The data must be returned in full and exactly as given.

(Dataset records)
begin

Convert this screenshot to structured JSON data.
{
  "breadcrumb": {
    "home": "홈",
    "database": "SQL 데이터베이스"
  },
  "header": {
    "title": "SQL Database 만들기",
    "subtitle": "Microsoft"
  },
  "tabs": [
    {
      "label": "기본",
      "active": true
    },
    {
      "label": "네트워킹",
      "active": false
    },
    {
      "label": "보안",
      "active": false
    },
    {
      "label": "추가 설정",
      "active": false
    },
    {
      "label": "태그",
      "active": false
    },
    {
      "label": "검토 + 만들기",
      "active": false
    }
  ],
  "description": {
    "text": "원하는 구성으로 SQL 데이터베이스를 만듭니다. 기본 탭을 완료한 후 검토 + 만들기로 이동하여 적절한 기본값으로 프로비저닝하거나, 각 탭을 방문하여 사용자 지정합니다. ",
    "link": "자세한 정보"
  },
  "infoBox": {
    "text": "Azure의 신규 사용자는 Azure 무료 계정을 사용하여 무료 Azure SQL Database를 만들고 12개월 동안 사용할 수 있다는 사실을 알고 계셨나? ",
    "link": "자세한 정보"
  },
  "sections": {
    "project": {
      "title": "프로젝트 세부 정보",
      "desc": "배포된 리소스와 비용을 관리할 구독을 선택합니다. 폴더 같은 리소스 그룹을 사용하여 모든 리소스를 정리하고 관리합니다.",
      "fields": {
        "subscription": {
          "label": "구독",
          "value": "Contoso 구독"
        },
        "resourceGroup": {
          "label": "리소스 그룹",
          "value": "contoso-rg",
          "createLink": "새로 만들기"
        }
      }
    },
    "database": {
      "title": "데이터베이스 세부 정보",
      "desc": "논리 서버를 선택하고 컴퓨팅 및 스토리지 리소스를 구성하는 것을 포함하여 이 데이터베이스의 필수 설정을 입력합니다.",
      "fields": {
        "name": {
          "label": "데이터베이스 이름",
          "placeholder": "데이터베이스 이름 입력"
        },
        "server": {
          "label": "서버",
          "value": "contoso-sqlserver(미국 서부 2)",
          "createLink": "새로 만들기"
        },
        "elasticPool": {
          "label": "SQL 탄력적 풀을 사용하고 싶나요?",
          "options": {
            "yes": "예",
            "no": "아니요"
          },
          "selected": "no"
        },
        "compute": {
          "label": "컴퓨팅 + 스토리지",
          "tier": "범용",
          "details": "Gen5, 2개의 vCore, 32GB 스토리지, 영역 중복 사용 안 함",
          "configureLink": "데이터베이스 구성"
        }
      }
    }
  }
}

end

-- FINAL RESULT --
Convert this screenshot to structured JSON data.
{
  "breadcrumb": {
    "home": "홈",
    "database": "SQL 데이터베이스"
  },
  "header": {
    "title": "SQL Database 만들기",
    "subtitle": "Microsoft"
  },
  "tabs": [
    {
      "label": "기본",
      "active": true
    },
    {
      "label": "네트워킹",
      "active": false
    },
    {
      "label": "보안",
      "active": false
    },
    {
      "label": "추가 설정",
      "active": false
    },
    {
      "label": "태그",
      "active": false
    },
    {
      "label": "검토 + 만들기",
      "active": false
    }
  ],
  "description": {
    "text": "원하는 구성으로 SQL 데이터베이스를 만듭니다. 기본 탭을 완료한 후 검토 + 만들기로 이동하여 적절한 기본값으로 프로비저닝하거나, 각 탭을 방문하여 사용자 지정합니다. ",
    "link": "자세한 정보"
  },
  "infoBox": {
    "text": "Azure의 신규 사용자는 Azure 무료 계정을 사용하여 무료 Azure SQL Database를 만들고 12개월 동안 사용할 수 있다는 사실을 알고 계셨나? ",
    "link": "자세한 정보"
  },
  "sections": {
    "project": {
      "title": "프로젝트 세부 정보",
      "desc": "배포된 리소스와 비용을 관리할 구독을 선택합니다. 폴더 같은 리소스 그룹을 사용하여 모든 리소스를 정리하고 관리합니다.",
      "fields": {
        "subscription": {
          "label": "구독",
          "value": "Contoso 구독"
        },
        "resourceGroup": {
          "label": "리소스 그룹",
          "value": "contoso-rg",
          "createLink": "새로 만들기"
        }
      }
    },
    "database": {
      "title": "데이터베이스 세부 정보",
      "desc": "논리 서버를 선택하고 컴퓨팅 및 스토리지 리소스를 구성하는 것을 포함하여 이 데이터베이스의 필수 설정을 입력합니다.",
      "fields": {
        "name": {
          "label": "데이터베이스 이름",
          "placeholder": "데이터베이스 이름 입력"
        },
        "server": {
          "label": "서버",
          "value": "contoso-sqlserver(미국 서부 2)",
          "createLink": "새로 만들기"
        },
        "elasticPool": {
          "label": "SQL 탄력적 풀을 사용하고 싶나요?",
          "options": {
            "yes": "예",
            "no": "아니요"
          },
          "selected": "no"
        },
        "compute": {
          "label": "컴퓨팅 + 스토리지",
          "tier": "범용",
          "details": "Gen5, 2개의 vCore, 32GB 스토리지, 영역 중복 사용 안 함",
          "configureLink": "데이터베이스 구성"
        }
      }
    }
  }
}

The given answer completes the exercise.